_TAREA BREVE_
Del material que sigue, reproduce literalmente las líneas que empiezan en la que contiene "y-tick-label: −1 xyxy=(39,450,58,465)" y continúan hasta la que contiene "x-axis-label: Date xyxy=(610,571,641,586)", ambas incluidas.

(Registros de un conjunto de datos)
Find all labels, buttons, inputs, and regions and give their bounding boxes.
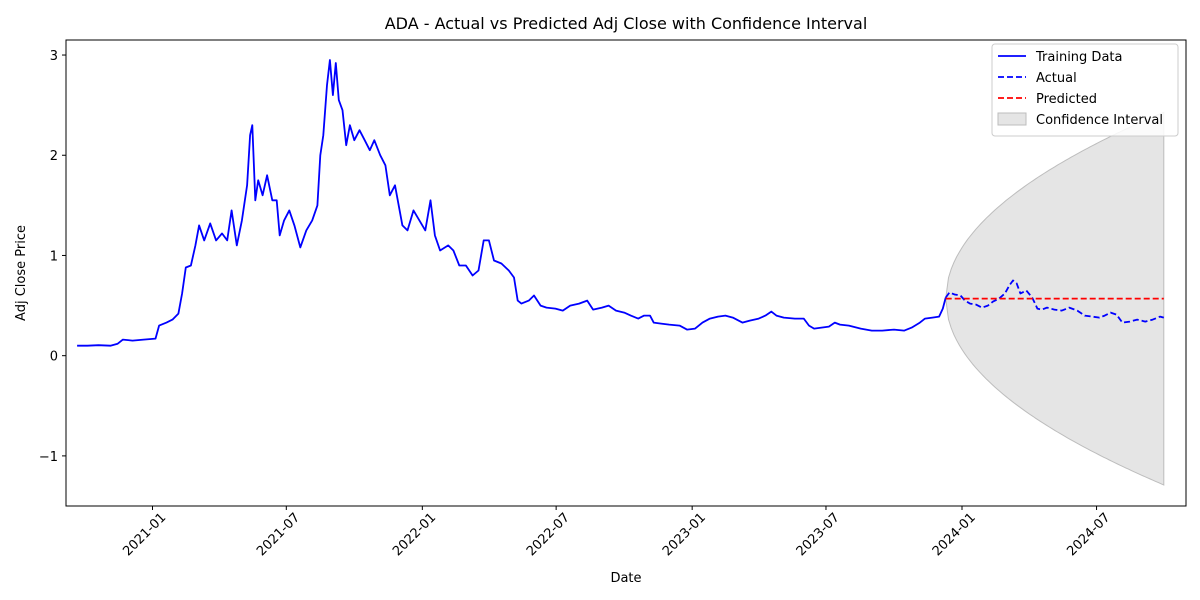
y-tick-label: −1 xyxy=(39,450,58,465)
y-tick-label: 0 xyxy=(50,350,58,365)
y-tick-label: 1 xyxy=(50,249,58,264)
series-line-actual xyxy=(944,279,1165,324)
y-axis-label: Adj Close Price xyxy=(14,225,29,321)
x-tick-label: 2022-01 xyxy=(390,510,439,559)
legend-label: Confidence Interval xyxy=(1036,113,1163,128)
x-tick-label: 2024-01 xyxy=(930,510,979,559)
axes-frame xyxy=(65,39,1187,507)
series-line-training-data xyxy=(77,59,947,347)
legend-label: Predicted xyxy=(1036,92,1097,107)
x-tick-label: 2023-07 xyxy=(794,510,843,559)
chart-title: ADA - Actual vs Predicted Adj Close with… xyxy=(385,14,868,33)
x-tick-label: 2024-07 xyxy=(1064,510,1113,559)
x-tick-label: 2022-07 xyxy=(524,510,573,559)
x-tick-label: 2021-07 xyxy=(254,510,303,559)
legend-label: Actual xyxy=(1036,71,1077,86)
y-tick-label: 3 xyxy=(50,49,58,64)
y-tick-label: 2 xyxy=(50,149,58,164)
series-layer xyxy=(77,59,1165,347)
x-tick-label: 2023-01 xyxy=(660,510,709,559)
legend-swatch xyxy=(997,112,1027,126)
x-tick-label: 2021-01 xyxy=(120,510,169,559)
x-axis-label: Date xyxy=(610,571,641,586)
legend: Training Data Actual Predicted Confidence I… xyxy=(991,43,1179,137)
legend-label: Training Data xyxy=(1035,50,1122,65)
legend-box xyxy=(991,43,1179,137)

_RESPUESTA COMPLETA_
y-tick-label: −1 xyxy=(39,450,58,465)
y-tick-label: 0 xyxy=(50,350,58,365)
y-tick-label: 1 xyxy=(50,249,58,264)
series-line-actual xyxy=(944,279,1165,324)
y-axis-label: Adj Close Price xyxy=(14,225,29,321)
x-tick-label: 2022-01 xyxy=(390,510,439,559)
legend-label: Confidence Interval xyxy=(1036,113,1163,128)
x-tick-label: 2024-01 xyxy=(930,510,979,559)
axes-frame xyxy=(65,39,1187,507)
series-line-training-data xyxy=(77,59,947,347)
legend-label: Predicted xyxy=(1036,92,1097,107)
x-tick-label: 2023-07 xyxy=(794,510,843,559)
chart-title: ADA - Actual vs Predicted Adj Close with… xyxy=(385,14,868,33)
x-tick-label: 2024-07 xyxy=(1064,510,1113,559)
x-tick-label: 2022-07 xyxy=(524,510,573,559)
x-tick-label: 2021-07 xyxy=(254,510,303,559)
legend-label: Actual xyxy=(1036,71,1077,86)
y-tick-label: 3 xyxy=(50,49,58,64)
y-tick-label: 2 xyxy=(50,149,58,164)
series-layer xyxy=(77,59,1165,347)
x-tick-label: 2023-01 xyxy=(660,510,709,559)
legend-swatch xyxy=(997,112,1027,126)
x-tick-label: 2021-01 xyxy=(120,510,169,559)
x-axis-label: Date xyxy=(610,571,641,586)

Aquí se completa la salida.